[Stored entries]
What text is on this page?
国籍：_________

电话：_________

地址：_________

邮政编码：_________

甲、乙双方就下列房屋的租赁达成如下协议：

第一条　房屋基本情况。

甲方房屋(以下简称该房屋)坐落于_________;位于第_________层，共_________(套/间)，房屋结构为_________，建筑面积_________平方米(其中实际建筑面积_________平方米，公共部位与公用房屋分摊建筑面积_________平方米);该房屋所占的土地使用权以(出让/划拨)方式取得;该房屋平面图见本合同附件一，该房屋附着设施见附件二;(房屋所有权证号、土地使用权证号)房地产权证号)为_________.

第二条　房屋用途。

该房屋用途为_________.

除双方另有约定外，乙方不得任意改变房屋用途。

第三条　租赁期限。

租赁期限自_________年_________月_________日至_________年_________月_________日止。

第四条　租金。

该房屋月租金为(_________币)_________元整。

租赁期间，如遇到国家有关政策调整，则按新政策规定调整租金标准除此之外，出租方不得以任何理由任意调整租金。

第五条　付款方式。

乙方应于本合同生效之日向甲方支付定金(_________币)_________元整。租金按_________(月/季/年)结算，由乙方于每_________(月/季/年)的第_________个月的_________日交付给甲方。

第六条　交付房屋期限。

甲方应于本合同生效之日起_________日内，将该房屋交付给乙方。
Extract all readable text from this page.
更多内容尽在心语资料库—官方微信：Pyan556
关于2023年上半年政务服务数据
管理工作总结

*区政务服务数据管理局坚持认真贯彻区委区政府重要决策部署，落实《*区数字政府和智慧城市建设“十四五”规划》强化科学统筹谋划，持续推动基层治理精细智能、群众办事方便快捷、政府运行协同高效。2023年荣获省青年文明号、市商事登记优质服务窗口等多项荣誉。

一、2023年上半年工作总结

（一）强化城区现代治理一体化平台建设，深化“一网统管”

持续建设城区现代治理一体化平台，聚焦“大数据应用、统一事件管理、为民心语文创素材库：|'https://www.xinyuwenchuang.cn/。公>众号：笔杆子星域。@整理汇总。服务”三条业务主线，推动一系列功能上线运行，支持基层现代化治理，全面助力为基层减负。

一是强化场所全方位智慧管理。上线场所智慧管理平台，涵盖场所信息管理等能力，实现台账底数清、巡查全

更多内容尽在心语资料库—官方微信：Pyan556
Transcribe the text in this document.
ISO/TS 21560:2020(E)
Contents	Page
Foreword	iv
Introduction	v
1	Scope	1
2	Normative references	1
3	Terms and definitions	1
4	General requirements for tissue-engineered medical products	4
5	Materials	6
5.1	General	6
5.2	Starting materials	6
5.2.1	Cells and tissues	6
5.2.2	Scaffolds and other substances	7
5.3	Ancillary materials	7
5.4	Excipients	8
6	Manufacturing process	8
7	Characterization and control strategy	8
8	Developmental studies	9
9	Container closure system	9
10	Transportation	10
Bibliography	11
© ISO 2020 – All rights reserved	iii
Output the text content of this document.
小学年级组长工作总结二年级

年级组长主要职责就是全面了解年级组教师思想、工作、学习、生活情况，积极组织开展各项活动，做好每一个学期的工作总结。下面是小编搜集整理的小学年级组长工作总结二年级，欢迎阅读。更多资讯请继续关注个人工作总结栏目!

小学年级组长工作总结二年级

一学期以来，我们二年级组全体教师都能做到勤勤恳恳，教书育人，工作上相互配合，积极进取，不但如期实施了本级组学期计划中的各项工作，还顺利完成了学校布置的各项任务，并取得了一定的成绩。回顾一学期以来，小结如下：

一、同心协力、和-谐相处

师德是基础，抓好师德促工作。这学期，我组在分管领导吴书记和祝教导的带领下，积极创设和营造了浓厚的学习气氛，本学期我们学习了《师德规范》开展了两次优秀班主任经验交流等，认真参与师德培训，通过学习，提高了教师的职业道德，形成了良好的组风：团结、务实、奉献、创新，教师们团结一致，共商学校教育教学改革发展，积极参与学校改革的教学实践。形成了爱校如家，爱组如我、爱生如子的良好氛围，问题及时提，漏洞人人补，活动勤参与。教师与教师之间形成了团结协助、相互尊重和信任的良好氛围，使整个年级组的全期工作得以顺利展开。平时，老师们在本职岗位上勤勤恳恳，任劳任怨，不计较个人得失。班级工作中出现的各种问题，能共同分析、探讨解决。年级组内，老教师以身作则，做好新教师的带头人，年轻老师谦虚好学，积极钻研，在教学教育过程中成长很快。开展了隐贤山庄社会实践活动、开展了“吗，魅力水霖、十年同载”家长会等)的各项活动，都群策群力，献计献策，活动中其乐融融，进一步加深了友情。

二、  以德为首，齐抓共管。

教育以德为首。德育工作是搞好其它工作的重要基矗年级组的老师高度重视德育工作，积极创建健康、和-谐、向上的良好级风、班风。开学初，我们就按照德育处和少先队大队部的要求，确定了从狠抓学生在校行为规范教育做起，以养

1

> **TASK STATEMENT**:
For each line above that contains the word "document", copy that line.

> **FULL SOLUTION**:
Transcribe the text in this document.
Output the text content of this document.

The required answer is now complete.